*WORK REQUIRED*
Transcribe all of the records word for word, but omit the pictures.

*EXERCISE INPUTS*
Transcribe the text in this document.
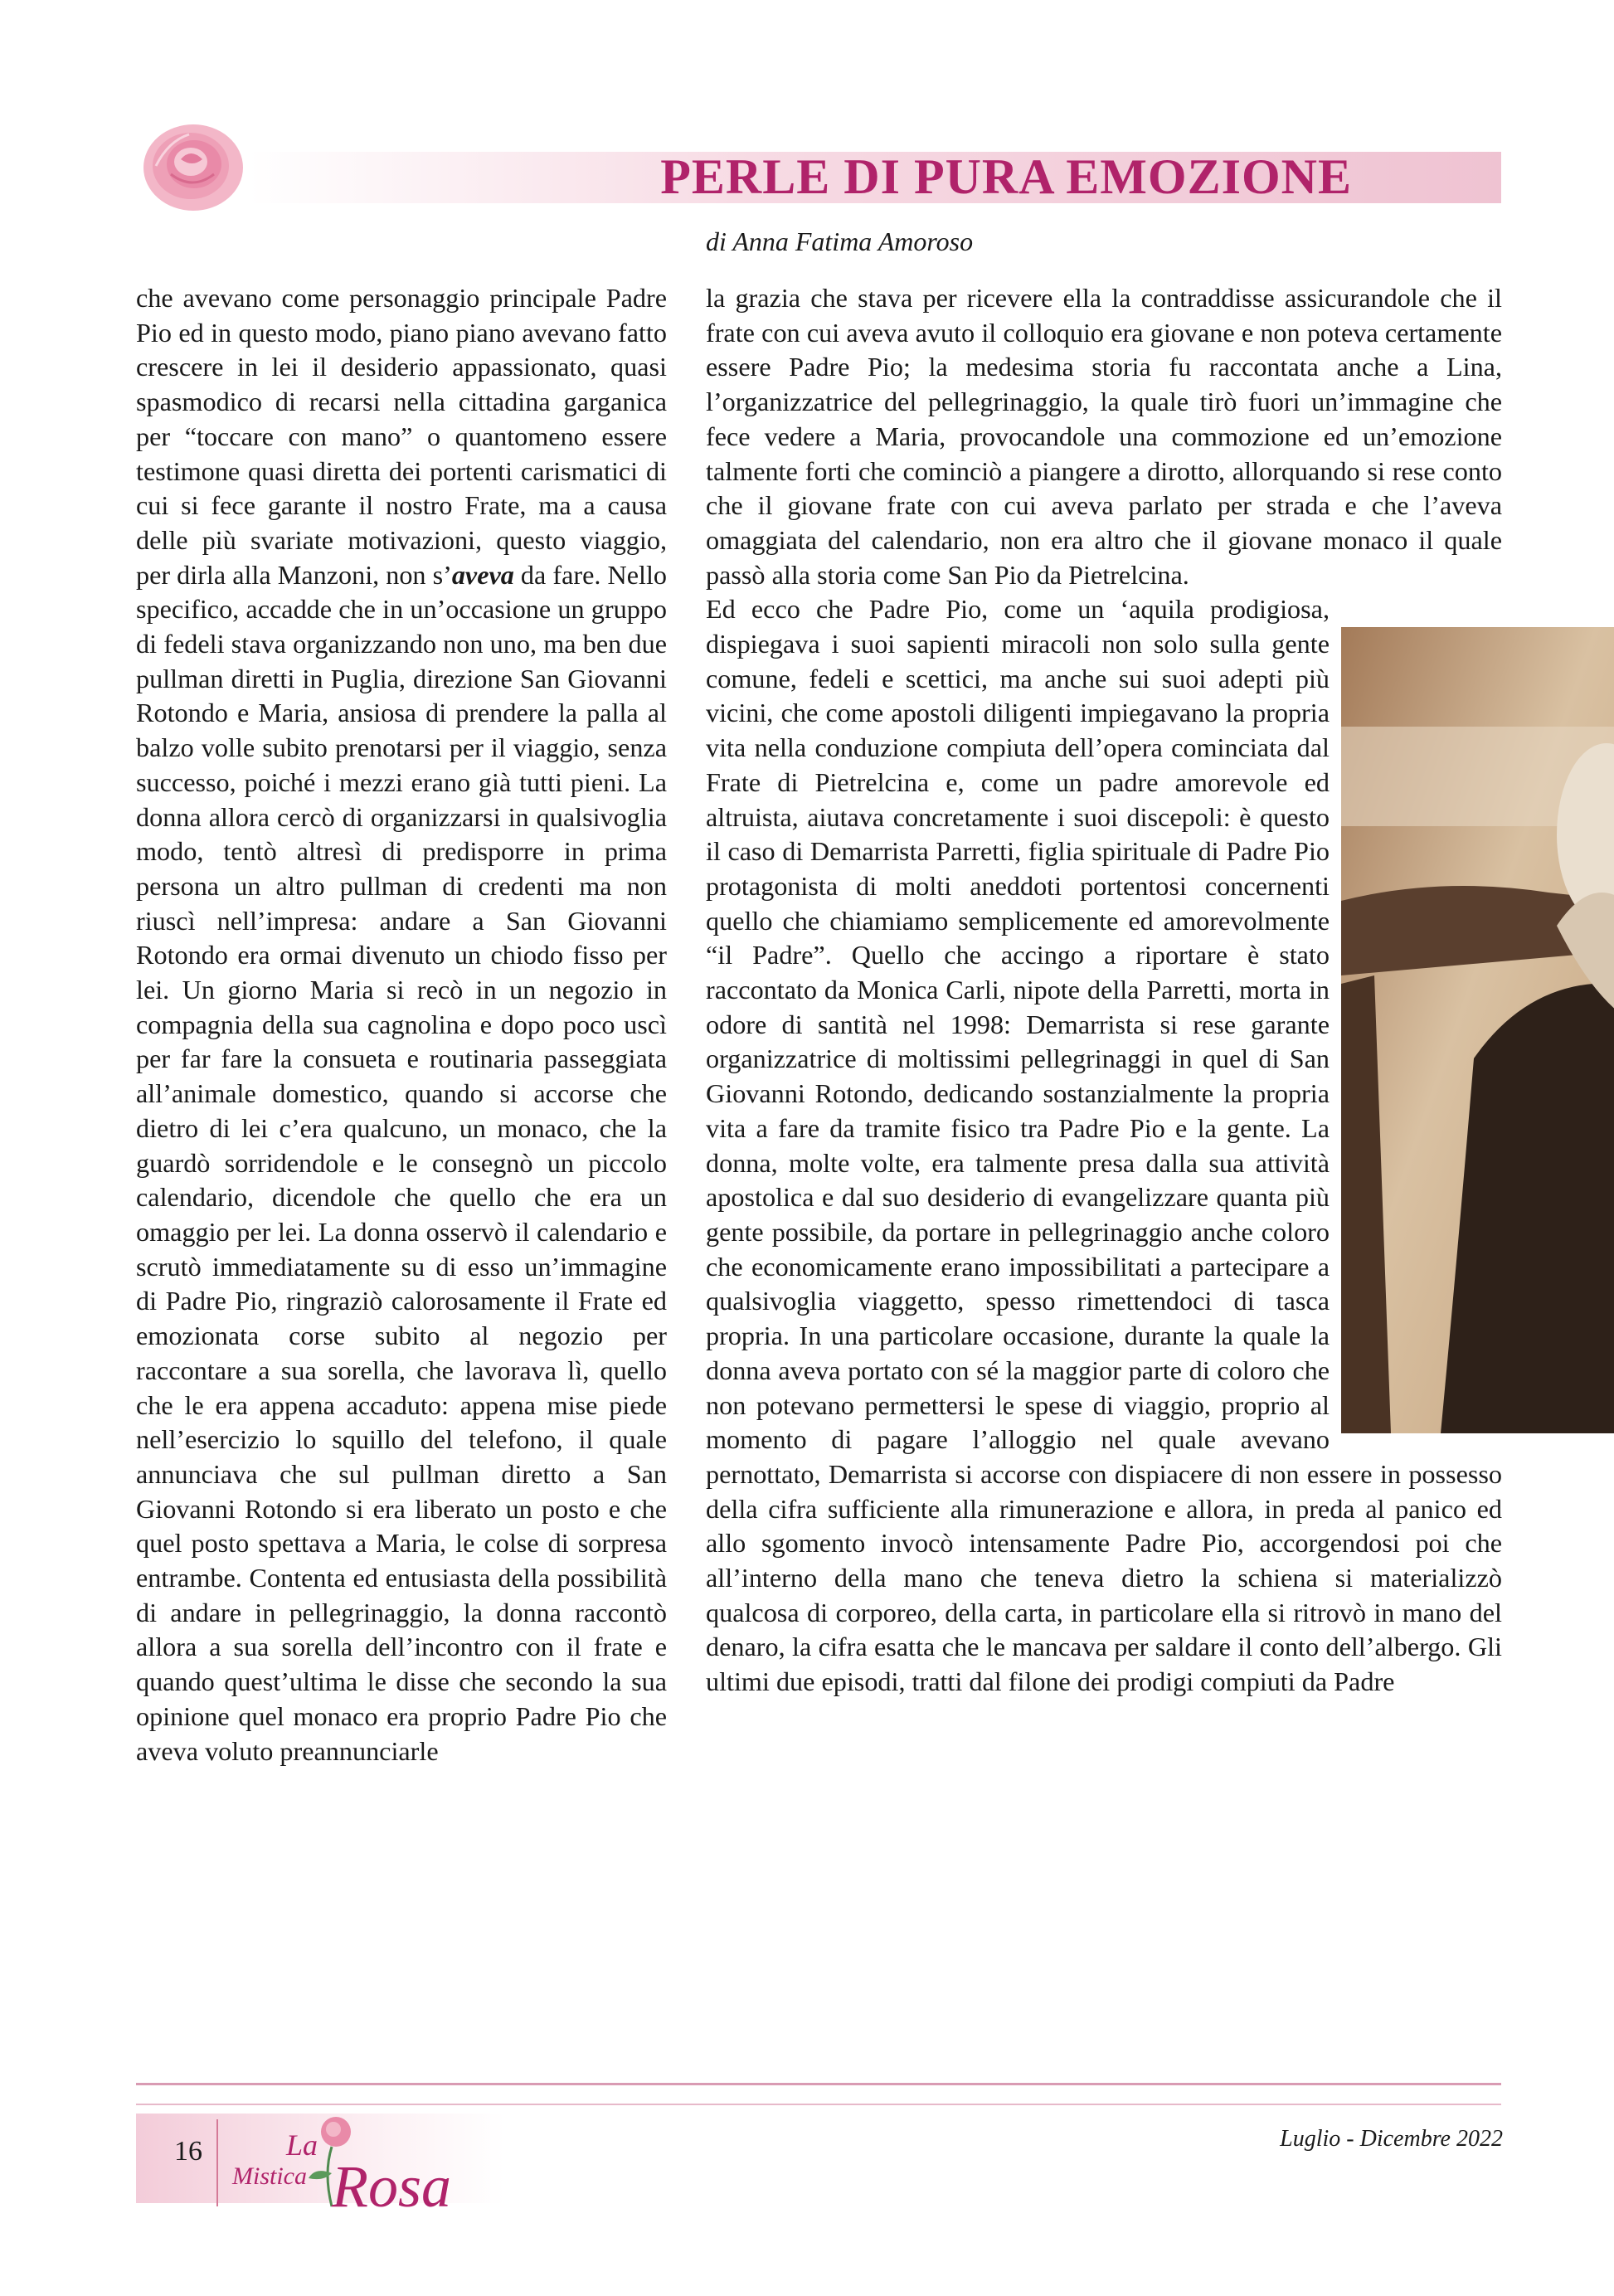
PERLE DI PURA EMOZIONE

di Anna Fatima Amoroso

che avevano come personaggio principale Padre Pio ed in questo modo, piano piano avevano fatto crescere in lei il desiderio appassionato, quasi spasmodico di recarsi nella cittadina garganica per “toccare con mano” o quantomeno essere testimone quasi diretta dei portenti carismatici di cui si fece garante il nostro Frate, ma a causa delle più svariate motivazioni, questo viaggio, per dirla alla Manzoni, non s’aveva da fare. Nello specifico, accadde che in un’occasione un gruppo di fedeli stava organizzando non uno, ma ben due pullman diretti in Puglia, direzione San Giovanni Rotondo e Maria, ansiosa di prendere la palla al balzo volle subito prenotarsi per il viaggio, senza successo, poiché i mezzi erano già tutti pieni. La donna allora cercò di organizzarsi in qualsivoglia modo, tentò altresì di predisporre in prima persona un altro pullman di credenti ma non riuscì nell’impresa: andare a San Giovanni Rotondo era ormai divenuto un chiodo fisso per lei. Un giorno Maria si recò in un negozio in compagnia della sua cagnolina e dopo poco uscì per far fare la consueta e routinaria passeggiata all’animale domestico, quando si accorse che dietro di lei c’era qualcuno, un monaco, che la guardò sorridendole e le consegnò un piccolo calendario, dicendole che quello che era un omaggio per lei. La donna osservò il calendario e scrutò immediatamente su di esso un’immagine di Padre Pio, ringraziò calorosamente il Frate ed emozionata corse subito al negozio per raccontare a sua sorella, che lavorava lì, quello che le era appena accaduto: appena mise piede nell’esercizio lo squillo del telefono, il quale annunciava che sul pullman diretto a San Giovanni Rotondo si era liberato un posto e che quel posto spettava a Maria, le colse di sorpresa entrambe. Contenta ed entusiasta della possibilità di andare in pellegrinaggio, la donna raccontò allora a sua sorella dell’incontro con il frate e quando quest’ultima le disse che secondo la sua opinione quel monaco era proprio Padre Pio che aveva voluto preannunciarle

la grazia che stava per ricevere ella la contraddisse assicurandole che il frate con cui aveva avuto il colloquio era giovane e non poteva certamente essere Padre Pio; la medesima storia fu raccontata anche a Lina, l’organizzatrice del pellegrinaggio, la quale tirò fuori un’immagine che fece vedere a Maria, provocandole una commozione ed un’emozione talmente forti che cominciò a piangere a dirotto, allorquando si rese conto che il giovane frate con cui aveva parlato per strada e che l’aveva omaggiata del calendario, non era altro che il giovane monaco il quale passò alla storia come San Pio da Pietrelcina.

Ed ecco che Padre Pio, come un ‘aquila prodigiosa, dispiegava i suoi sapienti miracoli non solo sulla gente comune, fedeli e scettici, ma anche sui suoi adepti più vicini, che come apostoli diligenti impiegavano la propria vita nella conduzione compiuta dell’opera cominciata dal Frate di Pietrelcina e, come un padre amorevole ed altruista, aiutava concretamente i suoi discepoli: è questo il caso di Demarrista Parretti, figlia spirituale di Padre Pio protagonista di molti aneddoti portentosi concernenti quello che chiamiamo semplicemente ed amorevolmente “il Padre”. Quello che accingo a riportare è stato raccontato da Monica Carli, nipote della Parretti, morta in odore di santità nel 1998: Demarrista si rese garante organizzatrice di moltissimi pellegrinaggi in quel di San Giovanni Rotondo, dedicando sostanzialmente la propria vita a fare da tramite fisico tra Padre Pio e la gente. La donna, molte volte, era talmente presa dalla sua attività apostolica e dal suo desiderio di evangelizzare quanta più gente possibile, da portare in pellegrinaggio anche coloro che economicamente erano impossibilitati a partecipare a qualsivoglia viaggetto, spesso rimettendoci di tasca propria. In una particolare occasione, durante la quale la donna aveva portato con sé la maggior parte di coloro che non potevano permettersi le spese di viaggio, proprio al momento di pagare l’alloggio nel quale avevano pernottato, Demarrista si accorse con dispiacere di non essere in possesso della cifra sufficiente alla rimunerazione e allora, in preda al panico ed allo sgomento invocò intensamente Padre Pio, accorgendosi poi che all’interno della mano che teneva dietro la schiena si materializzò qualcosa di corporeo, della carta, in particolare ella si ritrovò in mano del denaro, la cifra esatta che le mancava per saldare il conto dell’albergo. Gli ultimi due episodi, tratti dal filone dei prodigi compiuti da Padre

16	La
Mistica Rosa

Luglio - Dicembre 2022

*SOLUTION FOR THIS PROBLEM*
Transcribe the text in this document.
PERLE DI PURA EMOZIONE

di Anna Fatima Amoroso

che avevano come personaggio principale Padre Pio ed in questo modo, piano piano avevano fatto crescere in lei il desiderio appassionato, quasi spasmodico di recarsi nella cittadina garganica per “toccare con mano” o quantomeno essere testimone quasi diretta dei portenti carismatici di cui si fece garante il nostro Frate, ma a causa delle più svariate motivazioni, questo viaggio, per dirla alla Manzoni, non s’aveva da fare. Nello specifico, accadde che in un’occasione un gruppo di fedeli stava organizzando non uno, ma ben due pullman diretti in Puglia, direzione San Giovanni Rotondo e Maria, ansiosa di prendere la palla al balzo volle subito prenotarsi per il viaggio, senza successo, poiché i mezzi erano già tutti pieni. La donna allora cercò di organizzarsi in qualsivoglia modo, tentò altresì di predisporre in prima persona un altro pullman di credenti ma non riuscì nell’impresa: andare a San Giovanni Rotondo era ormai divenuto un chiodo fisso per lei. Un giorno Maria si recò in un negozio in compagnia della sua cagnolina e dopo poco uscì per far fare la consueta e routinaria passeggiata all’animale domestico, quando si accorse che dietro di lei c’era qualcuno, un monaco, che la guardò sorridendole e le consegnò un piccolo calendario, dicendole che quello che era un omaggio per lei. La donna osservò il calendario e scrutò immediatamente su di esso un’immagine di Padre Pio, ringraziò calorosamente il Frate ed emozionata corse subito al negozio per raccontare a sua sorella, che lavorava lì, quello che le era appena accaduto: appena mise piede nell’esercizio lo squillo del telefono, il quale annunciava che sul pullman diretto a San Giovanni Rotondo si era liberato un posto e che quel posto spettava a Maria, le colse di sorpresa entrambe. Contenta ed entusiasta della possibilità di andare in pellegrinaggio, la donna raccontò allora a sua sorella dell’incontro con il frate e quando quest’ultima le disse che secondo la sua opinione quel monaco era proprio Padre Pio che aveva voluto preannunciarle

la grazia che stava per ricevere ella la contraddisse assicurandole che il frate con cui aveva avuto il colloquio era giovane e non poteva certamente essere Padre Pio; la medesima storia fu raccontata anche a Lina, l’organizzatrice del pellegrinaggio, la quale tirò fuori un’immagine che fece vedere a Maria, provocandole una commozione ed un’emozione talmente forti che cominciò a piangere a dirotto, allorquando si rese conto che il giovane frate con cui aveva parlato per strada e che l’aveva omaggiata del calendario, non era altro che il giovane monaco il quale passò alla storia come San Pio da Pietrelcina.

Ed ecco che Padre Pio, come un ‘aquila prodigiosa, dispiegava i suoi sapienti miracoli non solo sulla gente comune, fedeli e scettici, ma anche sui suoi adepti più vicini, che come apostoli diligenti impiegavano la propria vita nella conduzione compiuta dell’opera cominciata dal Frate di Pietrelcina e, come un padre amorevole ed altruista, aiutava concretamente i suoi discepoli: è questo il caso di Demarrista Parretti, figlia spirituale di Padre Pio protagonista di molti aneddoti portentosi concernenti quello che chiamiamo semplicemente ed amorevolmente “il Padre”. Quello che accingo a riportare è stato raccontato da Monica Carli, nipote della Parretti, morta in odore di santità nel 1998: Demarrista si rese garante organizzatrice di moltissimi pellegrinaggi in quel di San Giovanni Rotondo, dedicando sostanzialmente la propria vita a fare da tramite fisico tra Padre Pio e la gente. La donna, molte volte, era talmente presa dalla sua attività apostolica e dal suo desiderio di evangelizzare quanta più gente possibile, da portare in pellegrinaggio anche coloro che economicamente erano impossibilitati a partecipare a qualsivoglia viaggetto, spesso rimettendoci di tasca propria. In una particolare occasione, durante la quale la donna aveva portato con sé la maggior parte di coloro che non potevano permettersi le spese di viaggio, proprio al momento di pagare l’alloggio nel quale avevano pernottato, Demarrista si accorse con dispiacere di non essere in possesso della cifra sufficiente alla rimunerazione e allora, in preda al panico ed allo sgomento invocò intensamente Padre Pio, accorgendosi poi che all’interno della mano che teneva dietro la schiena si materializzò qualcosa di corporeo, della carta, in particolare ella si ritrovò in mano del denaro, la cifra esatta che le mancava per saldare il conto dell’albergo. Gli ultimi due episodi, tratti dal filone dei prodigi compiuti da Padre

16	La
Mistica Rosa

Luglio - Dicembre 2022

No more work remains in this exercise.